===== Excerpted passage

Studio album by Kari Jobe
- Released: February 10, 2009
- Recorded: 2008
- Genre: Contemporary worship
- Length: 53:42
- Label: Integrity Media, Gateway Create Publishing
- Producer: Ed Cash

Kari Jobe chronology
| Bethlehem (2007) | Kari Jobe (2009) | Le Canto (2009) |

Singles from Kari Jobe
- "I'm Singing" Released: November 24, 2008; "Healer" Released: 2009;

= Kari Jobe (album) =

Kari Jobe is the debut album by Christian music singer Kari Jobe. The album was released on February 10, 2009 by Integrity Media and Gateway Create Publishing. The album reached No. 67 on the Billboard 200, and No. 3 on the Billboard Christian music chart. Featured on the album are Jobe's first singles, "I'm Singing" and "Healer". "I'm Singing" debuted at No. 13 on the Billboard Christian music charts and "Healer" debuted at No. 33 on the Billboard Soft A/C chart. Alongside the original album, Jobe released Le Canto, a Spanish language version of the album. Le Canto won a Dove Award in 2010 for Best Spanish Language Album of the Year.

==========
===== Source data

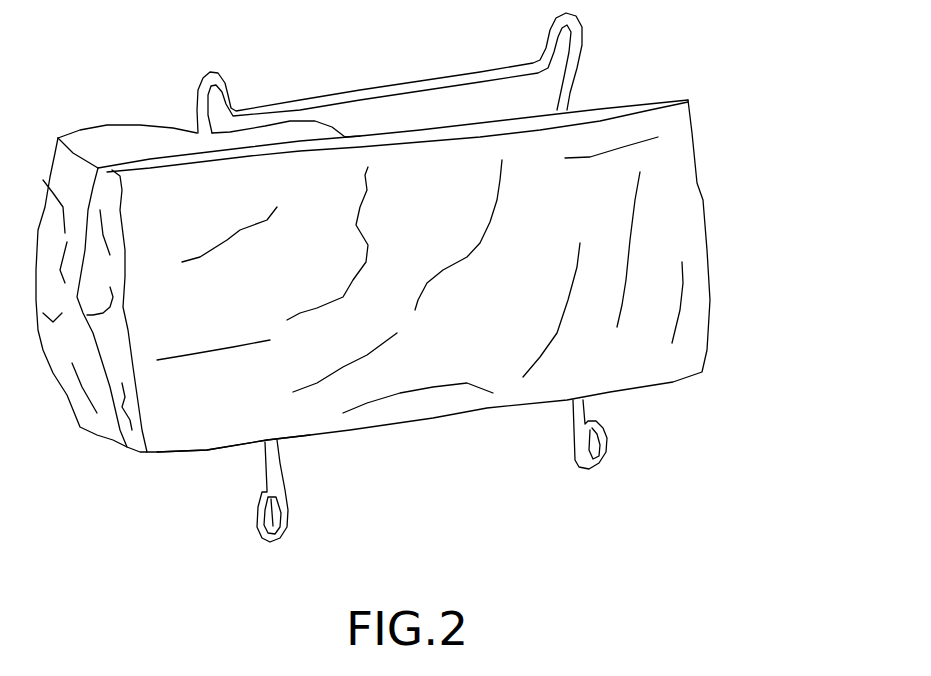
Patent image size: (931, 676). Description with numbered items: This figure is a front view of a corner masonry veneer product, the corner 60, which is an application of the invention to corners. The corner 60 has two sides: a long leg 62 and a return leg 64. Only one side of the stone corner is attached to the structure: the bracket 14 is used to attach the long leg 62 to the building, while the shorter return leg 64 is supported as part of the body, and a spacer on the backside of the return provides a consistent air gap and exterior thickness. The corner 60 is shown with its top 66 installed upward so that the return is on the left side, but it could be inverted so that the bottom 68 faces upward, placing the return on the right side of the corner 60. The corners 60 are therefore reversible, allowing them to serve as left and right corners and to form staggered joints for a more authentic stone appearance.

==========

**Task requirements:**
a – Render this sentence from the album article into Spanish: "The album reached No. 67 on the Billboard 200, and No. 3 on the Billboard Christian music chart."
b – From the album article, extract the passage that runs from "Kari Jobe chronology" up to and including "of the Year.".
Work only from the album article when answering.

**Final answers:**
a – El álbum alcanzó el puesto n.º 67 en el Billboard 200 y el n.º 3 en la lista de música cristiana de Billboard.

b –
Kari Jobe chronology
| Bethlehem (2007) | Kari Jobe (2009) | Le Canto (2009) |

Singles from Kari Jobe
- "I'm Singing" Released: November 24, 2008; "Healer" Released: 2009;

= Kari Jobe (album) =

Kari Jobe is the debut album by Christian music singer Kari Jobe. The album was released on February 10, 2009 by Integrity Media and Gateway Create Publishing. The album reached No. 67 on the Billboard 200, and No. 3 on the Billboard Christian music chart. Featured on the album are Jobe's first singles, "I'm Singing" and "Healer". "I'm Singing" debuted at No. 13 on the Billboard Christian music charts and "Healer" debuted at No. 33 on the Billboard Soft A/C chart. Alongside the original album, Jobe released Le Canto, a Spanish language version of the album. Le Canto won a Dove Award in 2010 for Best Spanish Language Album of the Year.